--- begin ---

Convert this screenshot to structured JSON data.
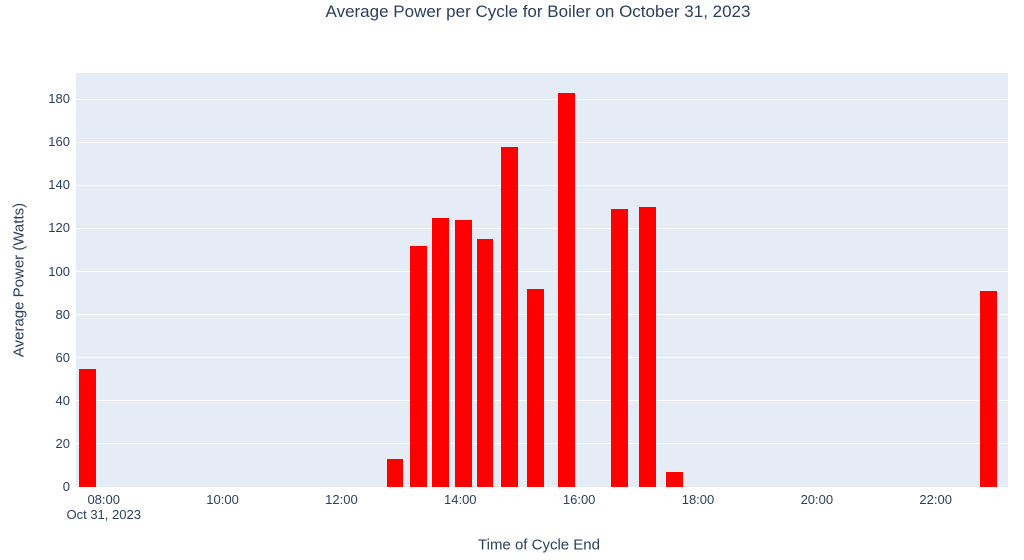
{
  "chart_data": {
    "type": "bar",
    "title": "Average Power per Cycle for Boiler on October 31, 2023",
    "xlabel": "Time of Cycle End",
    "ylabel": "Average Power (Watts)",
    "x_date_label": "Oct 31, 2023",
    "x_ticks": [
      "08:00",
      "10:00",
      "12:00",
      "14:00",
      "16:00",
      "18:00",
      "20:00",
      "22:00"
    ],
    "y_ticks": [
      0,
      20,
      40,
      60,
      80,
      100,
      120,
      140,
      160,
      180
    ],
    "ylim": [
      0,
      192.15
    ],
    "x_range_minutes": [
      452,
      1393
    ],
    "grid": "horizontal-only",
    "legend": "none",
    "bars": [
      {
        "time": "07:44",
        "value": 55
      },
      {
        "time": "12:54",
        "value": 13
      },
      {
        "time": "13:18",
        "value": 112
      },
      {
        "time": "13:40",
        "value": 125
      },
      {
        "time": "14:03",
        "value": 124
      },
      {
        "time": "14:25",
        "value": 115
      },
      {
        "time": "14:50",
        "value": 158
      },
      {
        "time": "15:16",
        "value": 92
      },
      {
        "time": "15:47",
        "value": 183
      },
      {
        "time": "16:41",
        "value": 129
      },
      {
        "time": "17:09",
        "value": 130
      },
      {
        "time": "17:36",
        "value": 7
      },
      {
        "time": "22:53",
        "value": 91
      }
    ],
    "bar_width_minutes": 17,
    "colors": {
      "bar": "#ff0000",
      "plot_background": "#e5ecf6",
      "gridline": "#ffffff",
      "text": "#2a3f5f",
      "paper_background": "#ffffff"
    }
  }
}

--- end ---

Stated task: Using the records above, copy each line that contains "Power".

Exercise output:
    "title": "Average Power per Cycle for Boiler on October 31, 2023",
    "ylabel": "Average Power (Watts)",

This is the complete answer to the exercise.